-- Start Excerpted data --
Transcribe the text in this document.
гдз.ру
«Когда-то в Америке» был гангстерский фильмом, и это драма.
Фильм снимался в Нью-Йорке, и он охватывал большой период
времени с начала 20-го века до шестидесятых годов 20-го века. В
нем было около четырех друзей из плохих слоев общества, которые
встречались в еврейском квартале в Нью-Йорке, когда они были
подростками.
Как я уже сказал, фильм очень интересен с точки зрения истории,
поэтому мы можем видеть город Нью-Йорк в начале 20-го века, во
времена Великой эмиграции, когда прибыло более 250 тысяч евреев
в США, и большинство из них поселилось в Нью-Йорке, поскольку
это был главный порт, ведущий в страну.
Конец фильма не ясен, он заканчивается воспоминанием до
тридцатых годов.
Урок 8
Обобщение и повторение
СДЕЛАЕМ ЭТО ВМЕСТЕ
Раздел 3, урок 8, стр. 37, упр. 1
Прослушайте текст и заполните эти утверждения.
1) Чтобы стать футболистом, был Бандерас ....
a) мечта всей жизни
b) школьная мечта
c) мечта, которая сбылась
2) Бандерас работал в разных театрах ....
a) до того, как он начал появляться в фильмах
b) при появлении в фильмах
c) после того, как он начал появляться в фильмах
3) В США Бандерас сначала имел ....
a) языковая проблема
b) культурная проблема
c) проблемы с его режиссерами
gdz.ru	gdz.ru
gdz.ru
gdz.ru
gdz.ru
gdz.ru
-- End Excerpted data --
Repeat the listing in full, keeping every line exactly as it is.

Transcribe the text in this document.
гдз.ру
«Когда-то в Америке» был гангстерский фильмом, и это драма.
Фильм снимался в Нью-Йорке, и он охватывал большой период
времени с начала 20-го века до шестидесятых годов 20-го века. В
нем было около четырех друзей из плохих слоев общества, которые
встречались в еврейском квартале в Нью-Йорке, когда они были
подростками.
Как я уже сказал, фильм очень интересен с точки зрения истории,
поэтому мы можем видеть город Нью-Йорк в начале 20-го века, во
времена Великой эмиграции, когда прибыло более 250 тысяч евреев
в США, и большинство из них поселилось в Нью-Йорке, поскольку
это был главный порт, ведущий в страну.
Конец фильма не ясен, он заканчивается воспоминанием до
тридцатых годов.
Урок 8
Обобщение и повторение
СДЕЛАЕМ ЭТО ВМЕСТЕ
Раздел 3, урок 8, стр. 37, упр. 1
Прослушайте текст и заполните эти утверждения.
1) Чтобы стать футболистом, был Бандерас ....
a) мечта всей жизни
b) школьная мечта
c) мечта, которая сбылась
2) Бандерас работал в разных театрах ....
a) до того, как он начал появляться в фильмах
b) при появлении в фильмах
c) после того, как он начал появляться в фильмах
3) В США Бандерас сначала имел ....
a) языковая проблема
b) культурная проблема
c) проблемы с его режиссерами
gdz.ru	gdz.ru
gdz.ru
gdz.ru
gdz.ru
gdz.ru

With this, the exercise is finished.